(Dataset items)
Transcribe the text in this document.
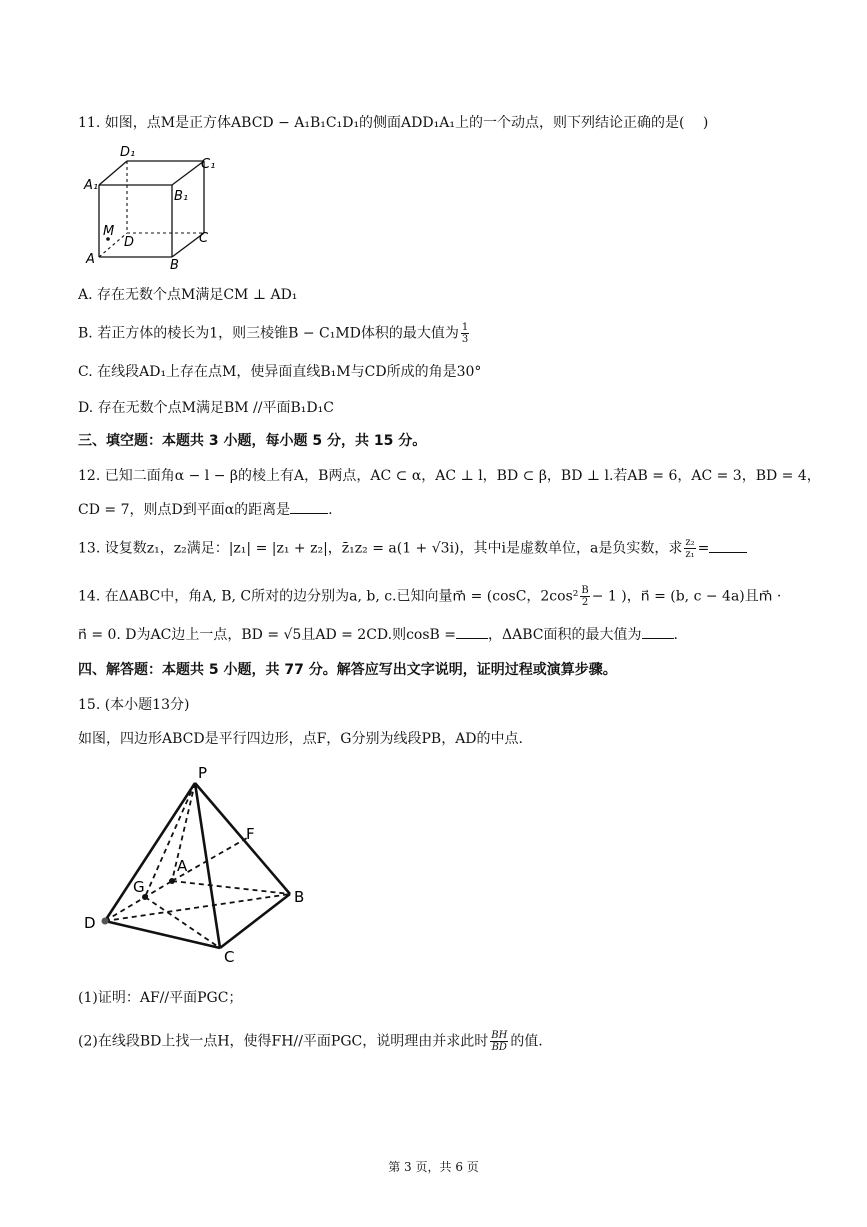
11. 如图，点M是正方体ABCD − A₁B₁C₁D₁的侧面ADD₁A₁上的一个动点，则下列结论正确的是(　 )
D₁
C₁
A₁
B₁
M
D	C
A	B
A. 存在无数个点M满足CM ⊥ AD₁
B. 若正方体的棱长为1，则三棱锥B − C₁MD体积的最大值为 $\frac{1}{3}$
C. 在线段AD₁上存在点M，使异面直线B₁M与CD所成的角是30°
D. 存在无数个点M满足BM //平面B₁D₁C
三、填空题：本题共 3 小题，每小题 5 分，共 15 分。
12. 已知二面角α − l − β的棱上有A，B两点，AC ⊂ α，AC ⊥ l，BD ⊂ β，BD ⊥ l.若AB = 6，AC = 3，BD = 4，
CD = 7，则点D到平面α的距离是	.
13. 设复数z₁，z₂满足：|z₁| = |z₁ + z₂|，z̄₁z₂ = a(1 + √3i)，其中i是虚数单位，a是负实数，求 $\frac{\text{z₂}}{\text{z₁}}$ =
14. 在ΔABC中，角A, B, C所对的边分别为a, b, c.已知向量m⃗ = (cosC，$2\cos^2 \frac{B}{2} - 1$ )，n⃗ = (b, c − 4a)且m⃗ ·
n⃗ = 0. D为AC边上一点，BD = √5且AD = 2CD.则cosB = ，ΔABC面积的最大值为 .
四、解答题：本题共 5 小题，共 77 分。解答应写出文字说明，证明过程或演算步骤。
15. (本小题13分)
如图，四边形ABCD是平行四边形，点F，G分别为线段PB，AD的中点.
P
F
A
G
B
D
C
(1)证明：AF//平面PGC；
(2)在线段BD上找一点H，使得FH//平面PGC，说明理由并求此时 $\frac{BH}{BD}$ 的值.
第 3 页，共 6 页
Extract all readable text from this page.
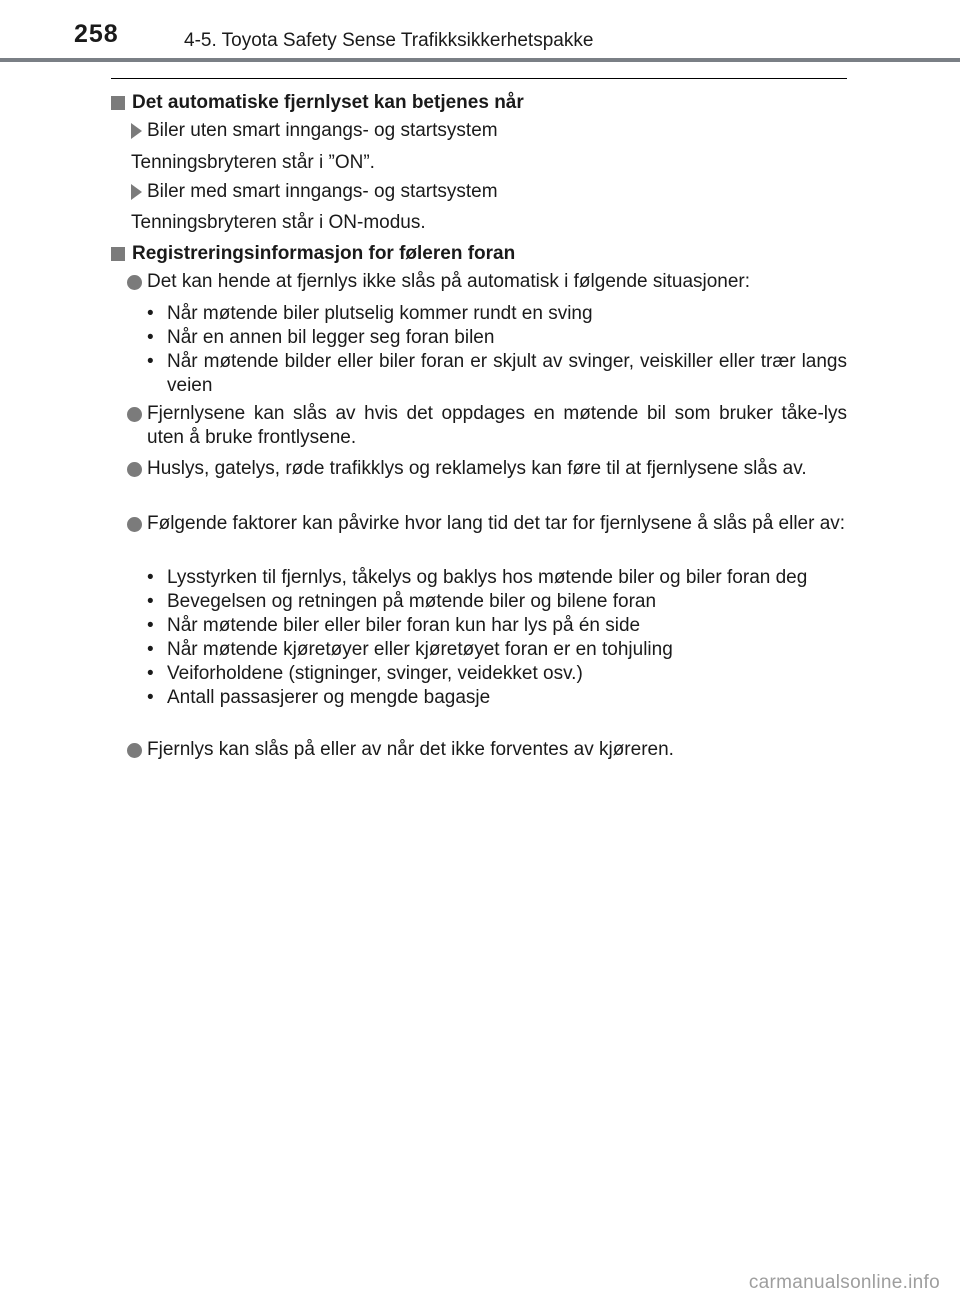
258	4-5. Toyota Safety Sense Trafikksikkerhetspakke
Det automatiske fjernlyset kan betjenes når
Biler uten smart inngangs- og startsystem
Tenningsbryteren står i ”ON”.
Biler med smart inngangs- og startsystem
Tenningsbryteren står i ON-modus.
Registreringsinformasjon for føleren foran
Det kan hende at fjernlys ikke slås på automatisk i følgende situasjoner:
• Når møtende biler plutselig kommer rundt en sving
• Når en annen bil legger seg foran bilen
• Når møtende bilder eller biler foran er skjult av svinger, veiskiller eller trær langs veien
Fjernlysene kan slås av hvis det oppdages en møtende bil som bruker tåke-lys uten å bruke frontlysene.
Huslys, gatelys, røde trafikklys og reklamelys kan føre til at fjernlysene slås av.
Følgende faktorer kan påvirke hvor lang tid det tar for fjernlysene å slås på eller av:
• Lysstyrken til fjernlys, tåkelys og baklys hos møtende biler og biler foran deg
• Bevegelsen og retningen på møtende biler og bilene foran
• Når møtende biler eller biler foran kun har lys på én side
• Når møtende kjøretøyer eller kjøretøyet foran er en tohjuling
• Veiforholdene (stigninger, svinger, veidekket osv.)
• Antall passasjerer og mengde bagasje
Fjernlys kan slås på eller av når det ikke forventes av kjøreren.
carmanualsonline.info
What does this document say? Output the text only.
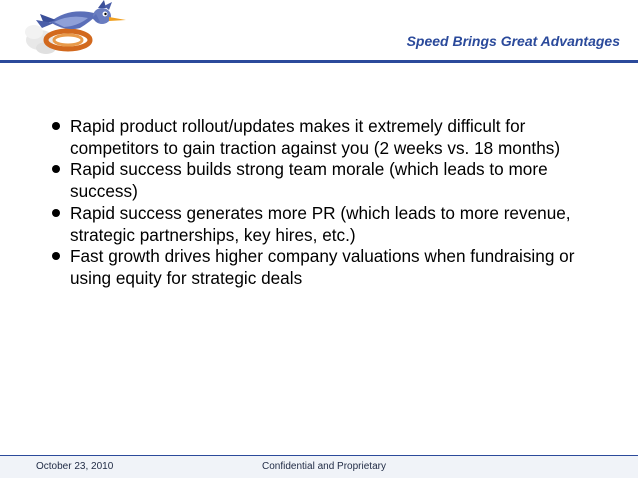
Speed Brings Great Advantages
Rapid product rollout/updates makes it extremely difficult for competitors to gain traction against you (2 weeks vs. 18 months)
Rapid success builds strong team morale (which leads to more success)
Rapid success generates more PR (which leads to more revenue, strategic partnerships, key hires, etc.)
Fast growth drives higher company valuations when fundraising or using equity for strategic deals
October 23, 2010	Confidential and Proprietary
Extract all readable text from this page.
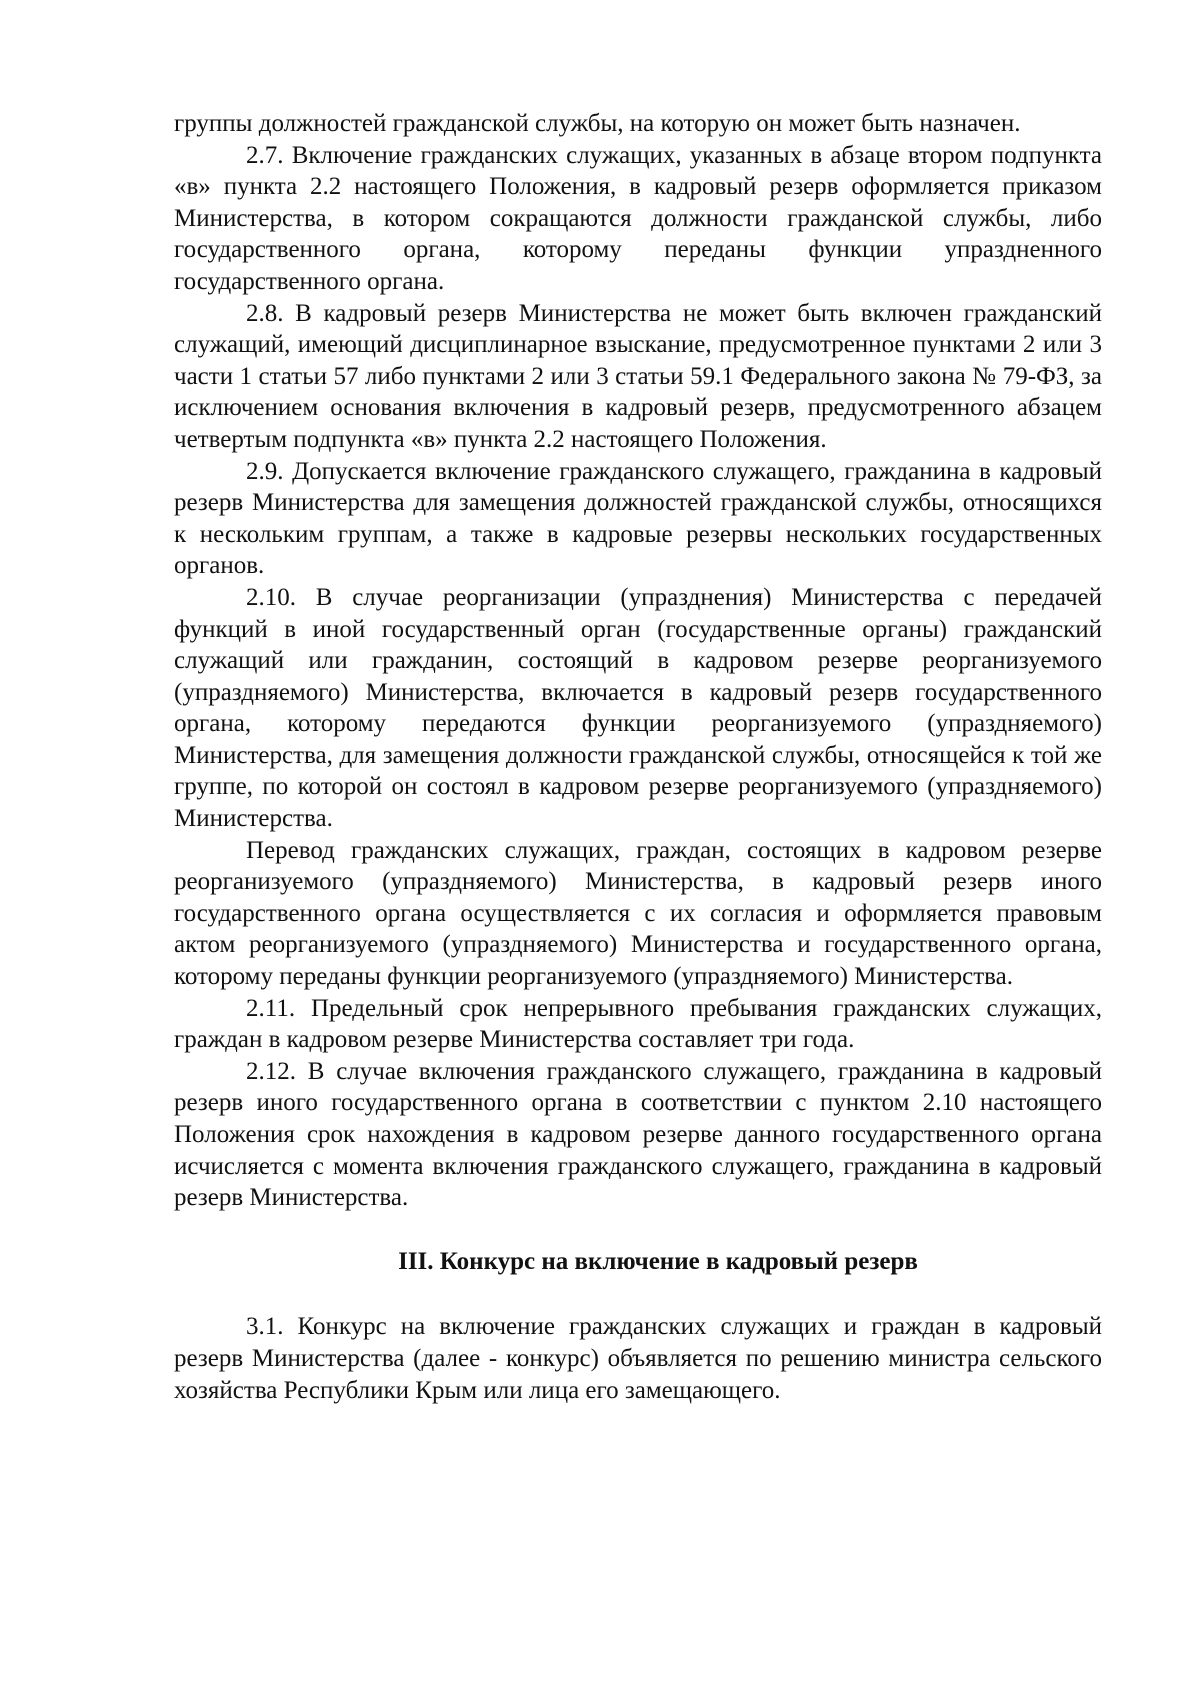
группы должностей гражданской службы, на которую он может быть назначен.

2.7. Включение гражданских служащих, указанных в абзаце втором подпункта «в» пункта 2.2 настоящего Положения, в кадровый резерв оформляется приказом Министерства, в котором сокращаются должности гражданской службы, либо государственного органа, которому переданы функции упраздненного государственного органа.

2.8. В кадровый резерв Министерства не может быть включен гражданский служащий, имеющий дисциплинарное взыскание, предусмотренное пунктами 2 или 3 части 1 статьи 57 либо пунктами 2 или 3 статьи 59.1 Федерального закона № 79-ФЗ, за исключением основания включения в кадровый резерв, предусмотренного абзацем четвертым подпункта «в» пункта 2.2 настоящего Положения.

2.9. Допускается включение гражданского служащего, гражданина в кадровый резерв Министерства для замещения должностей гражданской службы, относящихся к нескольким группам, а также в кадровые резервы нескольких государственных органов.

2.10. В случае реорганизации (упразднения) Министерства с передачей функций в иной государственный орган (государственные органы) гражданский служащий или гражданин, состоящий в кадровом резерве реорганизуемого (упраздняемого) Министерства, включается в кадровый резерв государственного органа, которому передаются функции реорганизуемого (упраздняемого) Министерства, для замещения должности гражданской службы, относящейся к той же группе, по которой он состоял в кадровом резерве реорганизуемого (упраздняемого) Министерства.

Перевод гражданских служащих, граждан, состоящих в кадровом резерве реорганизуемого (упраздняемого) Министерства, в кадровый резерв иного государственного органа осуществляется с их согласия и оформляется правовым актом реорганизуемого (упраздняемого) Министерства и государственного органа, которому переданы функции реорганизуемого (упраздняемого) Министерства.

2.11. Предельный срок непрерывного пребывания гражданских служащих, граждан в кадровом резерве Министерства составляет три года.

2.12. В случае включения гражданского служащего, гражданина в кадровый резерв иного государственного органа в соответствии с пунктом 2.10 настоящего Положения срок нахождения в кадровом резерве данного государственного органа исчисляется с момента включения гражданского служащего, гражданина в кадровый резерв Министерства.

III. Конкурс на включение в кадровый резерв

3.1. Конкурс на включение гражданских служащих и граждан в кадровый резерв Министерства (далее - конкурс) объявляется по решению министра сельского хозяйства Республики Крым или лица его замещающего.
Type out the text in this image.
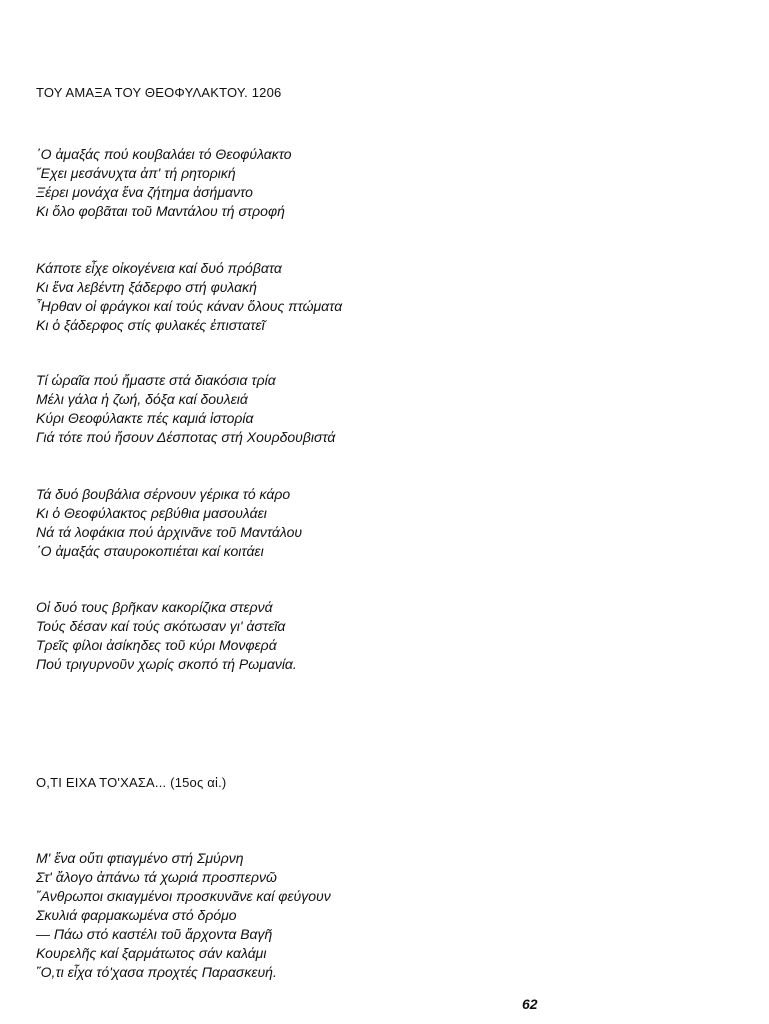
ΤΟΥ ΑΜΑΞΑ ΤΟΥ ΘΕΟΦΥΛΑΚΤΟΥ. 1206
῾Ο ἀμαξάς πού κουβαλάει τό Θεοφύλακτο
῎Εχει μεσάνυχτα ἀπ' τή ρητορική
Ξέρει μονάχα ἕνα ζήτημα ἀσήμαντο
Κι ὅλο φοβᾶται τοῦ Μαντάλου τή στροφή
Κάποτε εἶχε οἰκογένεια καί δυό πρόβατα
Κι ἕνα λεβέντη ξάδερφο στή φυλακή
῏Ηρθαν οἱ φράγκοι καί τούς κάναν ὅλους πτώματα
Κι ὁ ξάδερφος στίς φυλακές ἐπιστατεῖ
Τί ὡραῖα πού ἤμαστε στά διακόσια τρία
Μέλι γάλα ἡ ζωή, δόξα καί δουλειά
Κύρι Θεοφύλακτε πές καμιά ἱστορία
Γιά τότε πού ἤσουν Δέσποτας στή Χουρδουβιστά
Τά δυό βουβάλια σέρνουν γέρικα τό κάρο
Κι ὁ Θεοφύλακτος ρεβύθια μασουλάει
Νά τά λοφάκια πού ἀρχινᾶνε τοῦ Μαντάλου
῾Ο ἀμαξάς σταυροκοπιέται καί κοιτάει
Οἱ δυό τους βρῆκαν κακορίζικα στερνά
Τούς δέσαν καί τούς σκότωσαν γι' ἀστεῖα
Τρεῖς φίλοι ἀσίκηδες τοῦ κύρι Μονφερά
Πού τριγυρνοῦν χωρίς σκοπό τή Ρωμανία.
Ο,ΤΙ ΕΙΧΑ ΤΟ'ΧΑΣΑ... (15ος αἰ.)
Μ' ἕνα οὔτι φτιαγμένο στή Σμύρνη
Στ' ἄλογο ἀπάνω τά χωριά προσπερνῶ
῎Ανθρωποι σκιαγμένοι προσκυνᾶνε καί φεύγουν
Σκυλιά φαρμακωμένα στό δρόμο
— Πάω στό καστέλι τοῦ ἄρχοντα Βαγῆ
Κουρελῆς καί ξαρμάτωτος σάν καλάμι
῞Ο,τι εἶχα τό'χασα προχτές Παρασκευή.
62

* **WHAT IS REQUIRED**
Exactly reproduce the lines beginning at the one that contains "Type out the text in this image." and ending at the final line of the material, with the pictures left out.

* **THE RESPONSE**
Type out the text in this image.
ΤΟΥ ΑΜΑΞΑ ΤΟΥ ΘΕΟΦΥΛΑΚΤΟΥ. 1206
῾Ο ἀμαξάς πού κουβαλάει τό Θεοφύλακτο
῎Εχει μεσάνυχτα ἀπ' τή ρητορική
Ξέρει μονάχα ἕνα ζήτημα ἀσήμαντο
Κι ὅλο φοβᾶται τοῦ Μαντάλου τή στροφή
Κάποτε εἶχε οἰκογένεια καί δυό πρόβατα
Κι ἕνα λεβέντη ξάδερφο στή φυλακή
῏Ηρθαν οἱ φράγκοι καί τούς κάναν ὅλους πτώματα
Κι ὁ ξάδερφος στίς φυλακές ἐπιστατεῖ
Τί ὡραῖα πού ἤμαστε στά διακόσια τρία
Μέλι γάλα ἡ ζωή, δόξα καί δουλειά
Κύρι Θεοφύλακτε πές καμιά ἱστορία
Γιά τότε πού ἤσουν Δέσποτας στή Χουρδουβιστά
Τά δυό βουβάλια σέρνουν γέρικα τό κάρο
Κι ὁ Θεοφύλακτος ρεβύθια μασουλάει
Νά τά λοφάκια πού ἀρχινᾶνε τοῦ Μαντάλου
῾Ο ἀμαξάς σταυροκοπιέται καί κοιτάει
Οἱ δυό τους βρῆκαν κακορίζικα στερνά
Τούς δέσαν καί τούς σκότωσαν γι' ἀστεῖα
Τρεῖς φίλοι ἀσίκηδες τοῦ κύρι Μονφερά
Πού τριγυρνοῦν χωρίς σκοπό τή Ρωμανία.
Ο,ΤΙ ΕΙΧΑ ΤΟ'ΧΑΣΑ... (15ος αἰ.)
Μ' ἕνα οὔτι φτιαγμένο στή Σμύρνη
Στ' ἄλογο ἀπάνω τά χωριά προσπερνῶ
῎Ανθρωποι σκιαγμένοι προσκυνᾶνε καί φεύγουν
Σκυλιά φαρμακωμένα στό δρόμο
— Πάω στό καστέλι τοῦ ἄρχοντα Βαγῆ
Κουρελῆς καί ξαρμάτωτος σάν καλάμι
῞Ο,τι εἶχα τό'χασα προχτές Παρασκευή.
62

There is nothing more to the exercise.